-- BEGIN EXTRACTED RECORDS --
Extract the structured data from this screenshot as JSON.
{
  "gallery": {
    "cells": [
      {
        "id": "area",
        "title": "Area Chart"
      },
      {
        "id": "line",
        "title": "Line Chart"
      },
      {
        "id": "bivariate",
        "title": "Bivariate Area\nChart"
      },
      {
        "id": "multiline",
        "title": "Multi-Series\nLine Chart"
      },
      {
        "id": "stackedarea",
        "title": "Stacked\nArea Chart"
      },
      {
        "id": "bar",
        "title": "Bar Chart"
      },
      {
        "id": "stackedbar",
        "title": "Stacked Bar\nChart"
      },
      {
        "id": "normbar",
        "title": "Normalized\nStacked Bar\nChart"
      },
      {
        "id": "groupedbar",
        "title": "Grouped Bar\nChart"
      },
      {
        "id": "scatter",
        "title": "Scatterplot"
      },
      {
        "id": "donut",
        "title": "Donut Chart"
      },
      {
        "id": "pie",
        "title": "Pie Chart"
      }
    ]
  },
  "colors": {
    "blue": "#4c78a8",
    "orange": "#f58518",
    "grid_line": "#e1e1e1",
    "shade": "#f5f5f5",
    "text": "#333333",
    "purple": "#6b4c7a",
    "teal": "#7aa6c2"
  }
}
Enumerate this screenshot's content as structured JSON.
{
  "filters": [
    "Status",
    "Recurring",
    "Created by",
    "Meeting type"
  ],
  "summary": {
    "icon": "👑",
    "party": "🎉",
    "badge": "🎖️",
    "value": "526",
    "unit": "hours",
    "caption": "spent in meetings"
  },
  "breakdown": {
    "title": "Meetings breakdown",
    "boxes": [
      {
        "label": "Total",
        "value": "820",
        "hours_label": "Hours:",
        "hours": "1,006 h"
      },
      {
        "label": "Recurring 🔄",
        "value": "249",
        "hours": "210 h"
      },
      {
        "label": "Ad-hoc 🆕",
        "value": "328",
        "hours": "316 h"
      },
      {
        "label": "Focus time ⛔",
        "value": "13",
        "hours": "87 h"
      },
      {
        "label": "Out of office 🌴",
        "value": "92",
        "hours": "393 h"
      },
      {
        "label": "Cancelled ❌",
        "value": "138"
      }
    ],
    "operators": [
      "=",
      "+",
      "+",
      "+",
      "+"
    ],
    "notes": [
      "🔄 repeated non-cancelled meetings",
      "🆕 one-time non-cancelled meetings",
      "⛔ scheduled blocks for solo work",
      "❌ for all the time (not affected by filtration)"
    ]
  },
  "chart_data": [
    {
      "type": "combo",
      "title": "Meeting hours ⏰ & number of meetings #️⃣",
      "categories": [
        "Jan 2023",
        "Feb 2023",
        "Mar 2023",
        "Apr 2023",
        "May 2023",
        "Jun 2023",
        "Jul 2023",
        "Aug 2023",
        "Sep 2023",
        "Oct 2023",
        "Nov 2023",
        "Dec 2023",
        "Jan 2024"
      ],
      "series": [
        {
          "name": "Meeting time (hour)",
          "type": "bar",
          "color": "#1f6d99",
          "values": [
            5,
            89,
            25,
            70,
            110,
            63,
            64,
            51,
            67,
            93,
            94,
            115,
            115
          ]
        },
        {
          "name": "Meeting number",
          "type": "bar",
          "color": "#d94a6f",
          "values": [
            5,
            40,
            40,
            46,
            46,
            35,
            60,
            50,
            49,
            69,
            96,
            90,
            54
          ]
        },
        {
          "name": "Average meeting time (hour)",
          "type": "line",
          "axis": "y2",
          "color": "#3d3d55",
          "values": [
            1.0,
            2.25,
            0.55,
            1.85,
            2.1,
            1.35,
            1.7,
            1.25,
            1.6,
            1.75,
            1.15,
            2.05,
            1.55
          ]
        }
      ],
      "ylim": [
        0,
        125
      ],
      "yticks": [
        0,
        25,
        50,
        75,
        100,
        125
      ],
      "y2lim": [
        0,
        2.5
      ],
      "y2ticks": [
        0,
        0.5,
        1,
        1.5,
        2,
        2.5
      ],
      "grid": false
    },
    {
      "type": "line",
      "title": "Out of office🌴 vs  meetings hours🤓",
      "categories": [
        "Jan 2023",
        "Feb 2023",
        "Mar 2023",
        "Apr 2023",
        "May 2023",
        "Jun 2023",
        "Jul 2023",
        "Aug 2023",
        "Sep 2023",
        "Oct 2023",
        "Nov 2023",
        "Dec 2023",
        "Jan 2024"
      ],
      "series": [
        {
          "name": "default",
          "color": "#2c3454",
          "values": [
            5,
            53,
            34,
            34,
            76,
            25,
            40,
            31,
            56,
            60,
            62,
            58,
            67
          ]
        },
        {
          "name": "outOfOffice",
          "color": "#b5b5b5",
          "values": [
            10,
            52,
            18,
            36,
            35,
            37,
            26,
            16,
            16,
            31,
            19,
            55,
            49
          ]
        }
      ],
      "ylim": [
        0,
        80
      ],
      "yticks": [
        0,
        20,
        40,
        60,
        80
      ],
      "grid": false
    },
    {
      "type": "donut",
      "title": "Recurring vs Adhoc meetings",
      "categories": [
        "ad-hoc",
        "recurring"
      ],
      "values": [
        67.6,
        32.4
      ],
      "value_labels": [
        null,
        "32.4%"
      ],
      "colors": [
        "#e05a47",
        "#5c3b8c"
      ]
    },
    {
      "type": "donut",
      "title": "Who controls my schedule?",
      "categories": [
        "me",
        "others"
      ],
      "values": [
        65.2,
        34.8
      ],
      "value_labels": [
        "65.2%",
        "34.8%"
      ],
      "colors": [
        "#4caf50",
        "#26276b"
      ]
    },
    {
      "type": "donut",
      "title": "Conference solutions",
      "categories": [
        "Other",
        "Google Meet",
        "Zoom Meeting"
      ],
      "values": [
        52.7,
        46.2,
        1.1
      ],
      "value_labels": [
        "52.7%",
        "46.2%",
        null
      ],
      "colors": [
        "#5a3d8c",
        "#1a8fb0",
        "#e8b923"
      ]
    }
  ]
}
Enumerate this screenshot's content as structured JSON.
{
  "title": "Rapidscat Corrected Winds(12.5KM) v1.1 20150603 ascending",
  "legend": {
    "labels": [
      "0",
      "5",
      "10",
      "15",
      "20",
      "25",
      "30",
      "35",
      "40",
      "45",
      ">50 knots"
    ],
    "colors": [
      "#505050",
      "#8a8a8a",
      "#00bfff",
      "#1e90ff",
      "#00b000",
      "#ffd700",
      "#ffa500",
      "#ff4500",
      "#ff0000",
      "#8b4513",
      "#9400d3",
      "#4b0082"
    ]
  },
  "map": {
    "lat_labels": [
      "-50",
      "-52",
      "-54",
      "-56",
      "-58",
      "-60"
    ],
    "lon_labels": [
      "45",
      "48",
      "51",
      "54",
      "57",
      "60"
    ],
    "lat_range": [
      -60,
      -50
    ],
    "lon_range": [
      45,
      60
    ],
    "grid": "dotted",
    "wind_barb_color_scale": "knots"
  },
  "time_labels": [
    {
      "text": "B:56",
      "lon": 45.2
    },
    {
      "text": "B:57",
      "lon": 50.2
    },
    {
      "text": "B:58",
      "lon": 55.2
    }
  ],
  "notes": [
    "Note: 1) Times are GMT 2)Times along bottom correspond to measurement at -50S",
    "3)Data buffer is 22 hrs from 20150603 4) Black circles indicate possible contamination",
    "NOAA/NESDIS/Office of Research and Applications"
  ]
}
-- END EXTRACTED RECORDS --
GOAL - From the data above, count the lines where "nChart" occurs and give that figure and nothing else.

RESULT - 4